### TASK TO COMPLETE
Exclude images, then output the remaining data verbatim.

### EXTRACTED INFORMATION
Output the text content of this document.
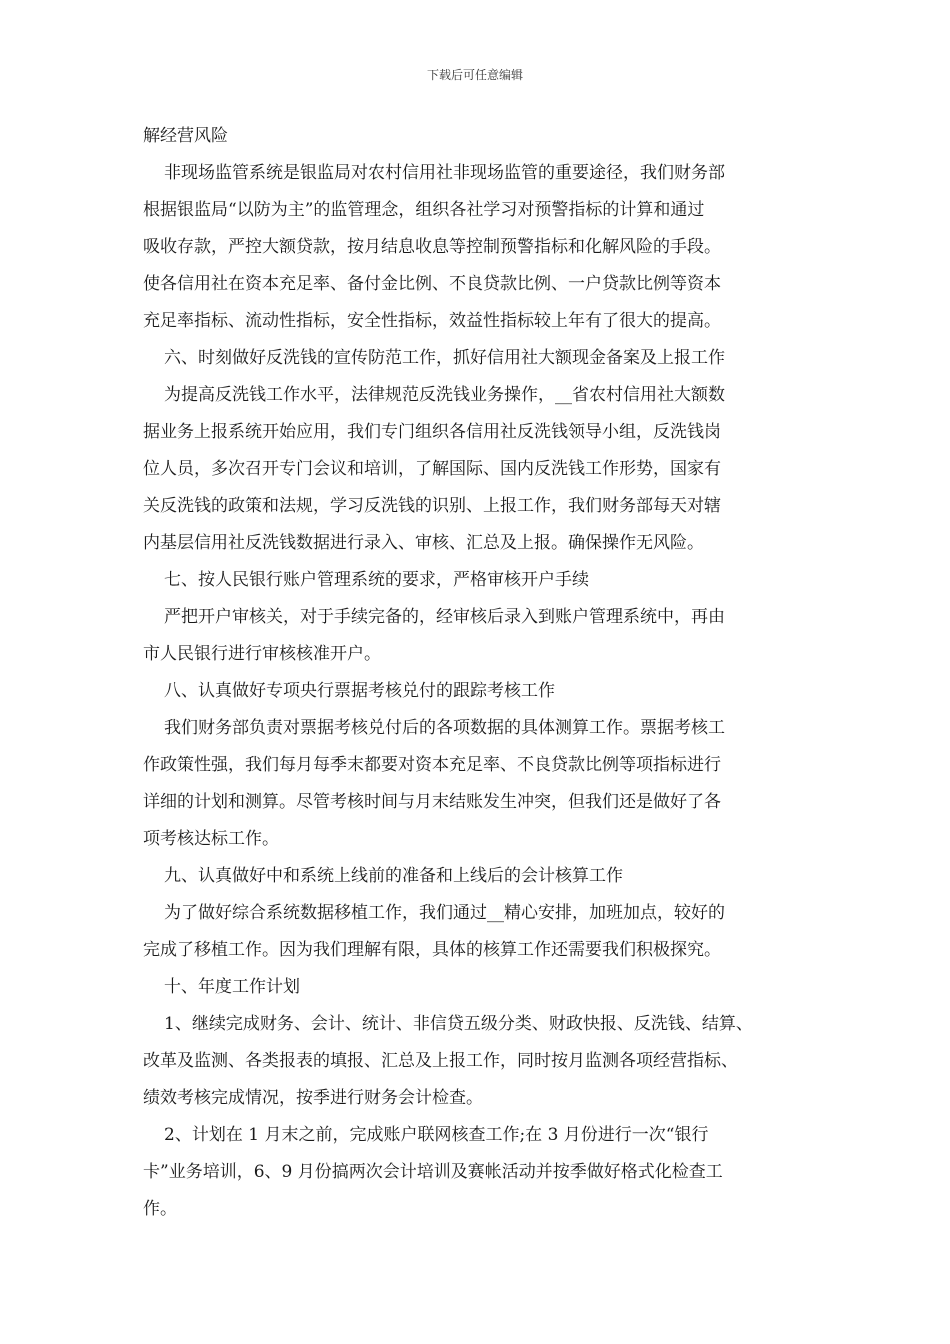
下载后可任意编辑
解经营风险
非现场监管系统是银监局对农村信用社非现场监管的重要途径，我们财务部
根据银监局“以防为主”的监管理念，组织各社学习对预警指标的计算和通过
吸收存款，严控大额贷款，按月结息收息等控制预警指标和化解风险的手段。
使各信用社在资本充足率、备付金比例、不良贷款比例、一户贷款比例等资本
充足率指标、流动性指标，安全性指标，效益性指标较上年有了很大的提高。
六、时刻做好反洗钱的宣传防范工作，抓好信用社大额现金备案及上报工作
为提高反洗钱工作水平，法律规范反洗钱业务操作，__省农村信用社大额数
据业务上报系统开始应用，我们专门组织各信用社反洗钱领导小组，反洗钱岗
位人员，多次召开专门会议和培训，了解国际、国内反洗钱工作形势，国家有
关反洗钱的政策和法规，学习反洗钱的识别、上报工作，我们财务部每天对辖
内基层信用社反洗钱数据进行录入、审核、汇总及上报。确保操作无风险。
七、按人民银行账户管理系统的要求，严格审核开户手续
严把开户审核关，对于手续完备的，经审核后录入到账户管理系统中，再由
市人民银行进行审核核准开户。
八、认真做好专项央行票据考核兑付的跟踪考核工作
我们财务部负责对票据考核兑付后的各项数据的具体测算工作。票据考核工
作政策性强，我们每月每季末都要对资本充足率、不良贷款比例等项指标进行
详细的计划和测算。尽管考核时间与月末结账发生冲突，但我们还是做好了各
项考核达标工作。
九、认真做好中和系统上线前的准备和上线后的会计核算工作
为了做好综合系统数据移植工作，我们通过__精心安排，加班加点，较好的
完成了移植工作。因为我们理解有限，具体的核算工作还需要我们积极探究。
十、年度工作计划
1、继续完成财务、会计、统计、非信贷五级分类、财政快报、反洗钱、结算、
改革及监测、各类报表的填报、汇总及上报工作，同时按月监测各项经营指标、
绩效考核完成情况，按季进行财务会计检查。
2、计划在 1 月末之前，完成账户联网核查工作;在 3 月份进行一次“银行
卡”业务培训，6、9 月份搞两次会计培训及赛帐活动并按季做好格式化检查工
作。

### CORRECT RESPONSE
Output the text content of this document.
下载后可任意编辑
解经营风险
非现场监管系统是银监局对农村信用社非现场监管的重要途径，我们财务部
根据银监局“以防为主”的监管理念，组织各社学习对预警指标的计算和通过
吸收存款，严控大额贷款，按月结息收息等控制预警指标和化解风险的手段。
使各信用社在资本充足率、备付金比例、不良贷款比例、一户贷款比例等资本
充足率指标、流动性指标，安全性指标，效益性指标较上年有了很大的提高。
六、时刻做好反洗钱的宣传防范工作，抓好信用社大额现金备案及上报工作
为提高反洗钱工作水平，法律规范反洗钱业务操作，__省农村信用社大额数
据业务上报系统开始应用，我们专门组织各信用社反洗钱领导小组，反洗钱岗
位人员，多次召开专门会议和培训，了解国际、国内反洗钱工作形势，国家有
关反洗钱的政策和法规，学习反洗钱的识别、上报工作，我们财务部每天对辖
内基层信用社反洗钱数据进行录入、审核、汇总及上报。确保操作无风险。
七、按人民银行账户管理系统的要求，严格审核开户手续
严把开户审核关，对于手续完备的，经审核后录入到账户管理系统中，再由
市人民银行进行审核核准开户。
八、认真做好专项央行票据考核兑付的跟踪考核工作
我们财务部负责对票据考核兑付后的各项数据的具体测算工作。票据考核工
作政策性强，我们每月每季末都要对资本充足率、不良贷款比例等项指标进行
详细的计划和测算。尽管考核时间与月末结账发生冲突，但我们还是做好了各
项考核达标工作。
九、认真做好中和系统上线前的准备和上线后的会计核算工作
为了做好综合系统数据移植工作，我们通过__精心安排，加班加点，较好的
完成了移植工作。因为我们理解有限，具体的核算工作还需要我们积极探究。
十、年度工作计划
1、继续完成财务、会计、统计、非信贷五级分类、财政快报、反洗钱、结算、
改革及监测、各类报表的填报、汇总及上报工作，同时按月监测各项经营指标、
绩效考核完成情况，按季进行财务会计检查。
2、计划在 1 月末之前，完成账户联网核查工作;在 3 月份进行一次“银行
卡”业务培训，6、9 月份搞两次会计培训及赛帐活动并按季做好格式化检查工
作。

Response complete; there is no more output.